┌──

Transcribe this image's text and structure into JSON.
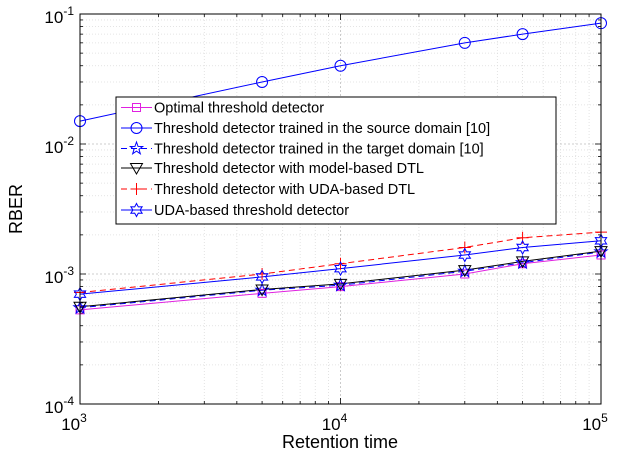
{
  "chart_data": {
    "type": "line",
    "xlabel": "Retention time",
    "ylabel": "RBER",
    "x_scale": "log",
    "y_scale": "log",
    "xlim": [
      1000,
      100000
    ],
    "ylim": [
      0.0001,
      0.1
    ],
    "grid": true,
    "legend_placement": "center-left",
    "x_ticks": [
      {
        "base": "10",
        "exp": "3",
        "value": 1000
      },
      {
        "base": "10",
        "exp": "4",
        "value": 10000
      },
      {
        "base": "10",
        "exp": "5",
        "value": 100000
      }
    ],
    "y_ticks": [
      {
        "base": "10",
        "exp": "-4",
        "value": 0.0001
      },
      {
        "base": "10",
        "exp": "-3",
        "value": 0.001
      },
      {
        "base": "10",
        "exp": "-2",
        "value": 0.01
      },
      {
        "base": "10",
        "exp": "-1",
        "value": 0.1
      }
    ],
    "x": [
      1000,
      5000,
      10000,
      30000,
      50000,
      100000
    ],
    "series": [
      {
        "name": "Optimal threshold detector",
        "color": "#e020e0",
        "dash": "solid",
        "marker": "square",
        "values": [
          0.00053,
          0.00071,
          0.0008,
          0.001,
          0.0012,
          0.0014
        ]
      },
      {
        "name": "Threshold detector trained in the source domain [10]",
        "color": "#0000ff",
        "dash": "solid",
        "marker": "circle",
        "values": [
          0.015,
          0.03,
          0.04,
          0.06,
          0.07,
          0.085
        ]
      },
      {
        "name": "Threshold detector trained in the target domain [10]",
        "color": "#0000ff",
        "dash": "dashed",
        "marker": "star5",
        "values": [
          0.00055,
          0.00075,
          0.00082,
          0.00105,
          0.00122,
          0.00148
        ]
      },
      {
        "name": "Threshold detector with model-based DTL",
        "color": "#000000",
        "dash": "solid",
        "marker": "triangle-down",
        "values": [
          0.00056,
          0.00076,
          0.00084,
          0.00107,
          0.00125,
          0.0015
        ]
      },
      {
        "name": "Threshold detector with UDA-based DTL",
        "color": "#ff0000",
        "dash": "dashed",
        "marker": "plus",
        "values": [
          0.00072,
          0.001,
          0.0012,
          0.0016,
          0.0019,
          0.0021
        ]
      },
      {
        "name": "UDA-based threshold detector",
        "color": "#0000ff",
        "dash": "solid",
        "marker": "star6",
        "values": [
          0.0007,
          0.00095,
          0.0011,
          0.0014,
          0.0016,
          0.0018
        ]
      }
    ]
  }
}
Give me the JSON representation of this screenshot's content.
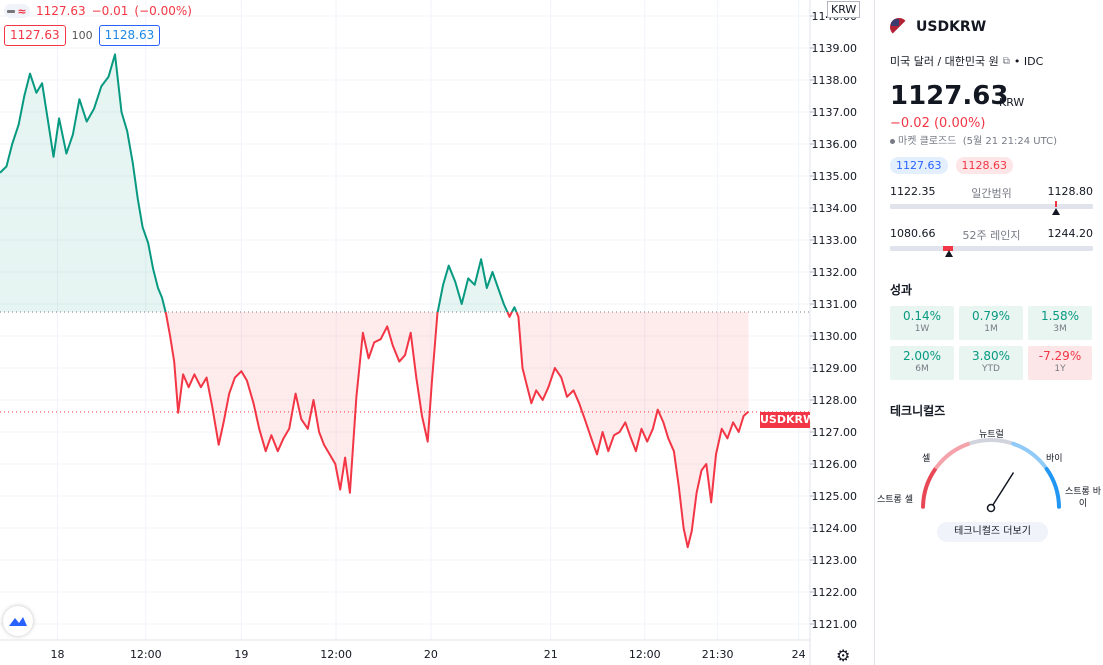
{
  "symbol": "USDKRW",
  "legend": {
    "price": "1127.63",
    "change": "−0.01",
    "change_pct": "(−0.00%)"
  },
  "quotes": {
    "bid": "1127.63",
    "size": "100",
    "ask": "1128.63"
  },
  "price_label": "USDKRW",
  "currency_label": "KRW",
  "colors": {
    "up": "#089981",
    "down": "#f23645",
    "bid_blue": "#2962ff"
  },
  "chart_data": {
    "type": "line",
    "baseline": 1130.75,
    "last_price": 1127.63,
    "ylim": [
      1120.5,
      1140.5
    ],
    "y_ticks": [
      "1121.00",
      "1122.00",
      "1123.00",
      "1124.00",
      "1125.00",
      "1126.00",
      "1127.00",
      "1128.00",
      "1129.00",
      "1130.00",
      "1131.00",
      "1132.00",
      "1133.00",
      "1134.00",
      "1135.00",
      "1136.00",
      "1137.00",
      "1138.00",
      "1139.00",
      "1140.00"
    ],
    "x_ticks": [
      "18",
      "12:00",
      "19",
      "12:00",
      "20",
      "21",
      "12:00",
      "21:30",
      "24"
    ],
    "x_range": [
      0,
      100
    ],
    "x_tick_positions": [
      7.1,
      18.0,
      29.8,
      41.5,
      53.2,
      68.0,
      79.6,
      88.6,
      98.6
    ],
    "points": [
      [
        0,
        1135.1
      ],
      [
        0.8,
        1135.3
      ],
      [
        1.5,
        1136.0
      ],
      [
        2.3,
        1136.6
      ],
      [
        3.0,
        1137.5
      ],
      [
        3.7,
        1138.2
      ],
      [
        4.5,
        1137.6
      ],
      [
        5.2,
        1137.9
      ],
      [
        6.0,
        1136.6
      ],
      [
        6.6,
        1135.6
      ],
      [
        7.3,
        1136.8
      ],
      [
        8.2,
        1135.7
      ],
      [
        9.0,
        1136.3
      ],
      [
        9.8,
        1137.4
      ],
      [
        10.7,
        1136.7
      ],
      [
        11.6,
        1137.1
      ],
      [
        12.5,
        1137.8
      ],
      [
        13.4,
        1138.1
      ],
      [
        14.2,
        1138.8
      ],
      [
        15.0,
        1137.0
      ],
      [
        15.7,
        1136.4
      ],
      [
        16.4,
        1135.4
      ],
      [
        17.0,
        1134.3
      ],
      [
        17.6,
        1133.4
      ],
      [
        18.3,
        1132.9
      ],
      [
        18.9,
        1132.1
      ],
      [
        19.5,
        1131.5
      ],
      [
        20.0,
        1131.2
      ],
      [
        20.5,
        1130.7
      ],
      [
        21.0,
        1130.0
      ],
      [
        21.5,
        1129.2
      ],
      [
        22.0,
        1127.6
      ],
      [
        22.6,
        1128.8
      ],
      [
        23.3,
        1128.4
      ],
      [
        24.0,
        1128.8
      ],
      [
        24.8,
        1128.4
      ],
      [
        25.5,
        1128.7
      ],
      [
        26.2,
        1127.8
      ],
      [
        27.0,
        1126.6
      ],
      [
        27.6,
        1127.3
      ],
      [
        28.3,
        1128.2
      ],
      [
        29.0,
        1128.7
      ],
      [
        29.8,
        1128.9
      ],
      [
        30.5,
        1128.6
      ],
      [
        31.3,
        1127.9
      ],
      [
        32.0,
        1127.1
      ],
      [
        32.8,
        1126.4
      ],
      [
        33.5,
        1126.9
      ],
      [
        34.3,
        1126.4
      ],
      [
        35.0,
        1126.8
      ],
      [
        35.7,
        1127.1
      ],
      [
        36.5,
        1128.2
      ],
      [
        37.2,
        1127.4
      ],
      [
        38.0,
        1127.1
      ],
      [
        38.7,
        1128.0
      ],
      [
        39.4,
        1127.0
      ],
      [
        40.0,
        1126.6
      ],
      [
        40.7,
        1126.3
      ],
      [
        41.4,
        1126.0
      ],
      [
        42.0,
        1125.2
      ],
      [
        42.6,
        1126.2
      ],
      [
        43.2,
        1125.1
      ],
      [
        44.0,
        1128.1
      ],
      [
        44.8,
        1130.1
      ],
      [
        45.5,
        1129.3
      ],
      [
        46.2,
        1129.8
      ],
      [
        47.0,
        1129.9
      ],
      [
        47.8,
        1130.3
      ],
      [
        48.5,
        1129.7
      ],
      [
        49.3,
        1129.2
      ],
      [
        50.0,
        1129.4
      ],
      [
        50.7,
        1130.1
      ],
      [
        51.4,
        1128.7
      ],
      [
        52.1,
        1127.5
      ],
      [
        52.8,
        1126.7
      ],
      [
        53.3,
        1128.5
      ],
      [
        54.0,
        1130.7
      ],
      [
        54.7,
        1131.6
      ],
      [
        55.4,
        1132.2
      ],
      [
        56.2,
        1131.7
      ],
      [
        57.0,
        1131.0
      ],
      [
        57.8,
        1131.8
      ],
      [
        58.6,
        1131.6
      ],
      [
        59.4,
        1132.4
      ],
      [
        60.1,
        1131.5
      ],
      [
        60.8,
        1132.0
      ],
      [
        61.5,
        1131.5
      ],
      [
        62.2,
        1131.0
      ],
      [
        62.9,
        1130.6
      ],
      [
        63.5,
        1130.9
      ],
      [
        64.0,
        1130.6
      ],
      [
        64.5,
        1129.0
      ],
      [
        65.0,
        1128.5
      ],
      [
        65.6,
        1127.9
      ],
      [
        66.2,
        1128.3
      ],
      [
        67.0,
        1128.0
      ],
      [
        67.7,
        1128.4
      ],
      [
        68.5,
        1129.0
      ],
      [
        69.3,
        1128.7
      ],
      [
        70.0,
        1128.1
      ],
      [
        70.8,
        1128.3
      ],
      [
        71.5,
        1127.9
      ],
      [
        72.2,
        1127.4
      ],
      [
        73.0,
        1126.8
      ],
      [
        73.7,
        1126.3
      ],
      [
        74.4,
        1127.0
      ],
      [
        75.1,
        1126.4
      ],
      [
        75.8,
        1126.9
      ],
      [
        76.5,
        1127.0
      ],
      [
        77.2,
        1127.3
      ],
      [
        77.9,
        1126.8
      ],
      [
        78.5,
        1126.4
      ],
      [
        79.2,
        1127.1
      ],
      [
        79.9,
        1126.7
      ],
      [
        80.6,
        1127.1
      ],
      [
        81.2,
        1127.7
      ],
      [
        81.9,
        1127.3
      ],
      [
        82.5,
        1126.8
      ],
      [
        83.2,
        1126.4
      ],
      [
        83.8,
        1125.3
      ],
      [
        84.4,
        1124.0
      ],
      [
        84.9,
        1123.4
      ],
      [
        85.4,
        1123.9
      ],
      [
        86.0,
        1125.1
      ],
      [
        86.6,
        1125.8
      ],
      [
        87.2,
        1126.0
      ],
      [
        87.8,
        1124.8
      ],
      [
        88.4,
        1126.3
      ],
      [
        89.1,
        1127.1
      ],
      [
        89.8,
        1126.8
      ],
      [
        90.5,
        1127.3
      ],
      [
        91.2,
        1127.0
      ],
      [
        91.8,
        1127.5
      ],
      [
        92.4,
        1127.63
      ]
    ]
  },
  "panel": {
    "symbol": "USDKRW",
    "description": "미국 달러 / 대한민국 원",
    "exchange": "• IDC",
    "price": "1127.63",
    "unit": "KRW",
    "change": "−0.02 (0.00%)",
    "market_status": "마켓 클로즈드",
    "timestamp": "(5월 21 21:24 UTC)",
    "bid": "1127.63",
    "ask": "1128.63",
    "day_range": {
      "low": "1122.35",
      "label": "일간범위",
      "high": "1128.80",
      "position": 0.82
    },
    "year_range": {
      "low": "1080.66",
      "label": "52주 레인지",
      "high": "1244.20",
      "position": 0.29
    },
    "performance_title": "성과",
    "performance": [
      {
        "value": "0.14%",
        "period": "1W",
        "dir": "up"
      },
      {
        "value": "0.79%",
        "period": "1M",
        "dir": "up"
      },
      {
        "value": "1.58%",
        "period": "3M",
        "dir": "up"
      },
      {
        "value": "2.00%",
        "period": "6M",
        "dir": "up"
      },
      {
        "value": "3.80%",
        "period": "YTD",
        "dir": "up"
      },
      {
        "value": "-7.29%",
        "period": "1Y",
        "dir": "down"
      }
    ],
    "technicals_title": "테크니컬즈",
    "gauge": {
      "neutral": "뉴트럴",
      "sell": "셀",
      "buy": "바이",
      "strong_sell": "스트롱 셀",
      "strong_buy": "스트롱 바이",
      "needle": 0.68
    },
    "technicals_button": "테크니컬즈 더보기"
  }
}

└──

AIM OF THE EXERCISE → Which lines contain the word "name"? Return each of them.

EXPECTED ANSWER →
        "name": "Optimal threshold detector",
        "name": "Threshold detector trained in the source domain [10]",
        "name": "Threshold detector trained in the target domain [10]",
        "name": "Threshold detector with model-based DTL",
        "name": "Threshold detector with UDA-based DTL",
        "name": "UDA-based threshold detector",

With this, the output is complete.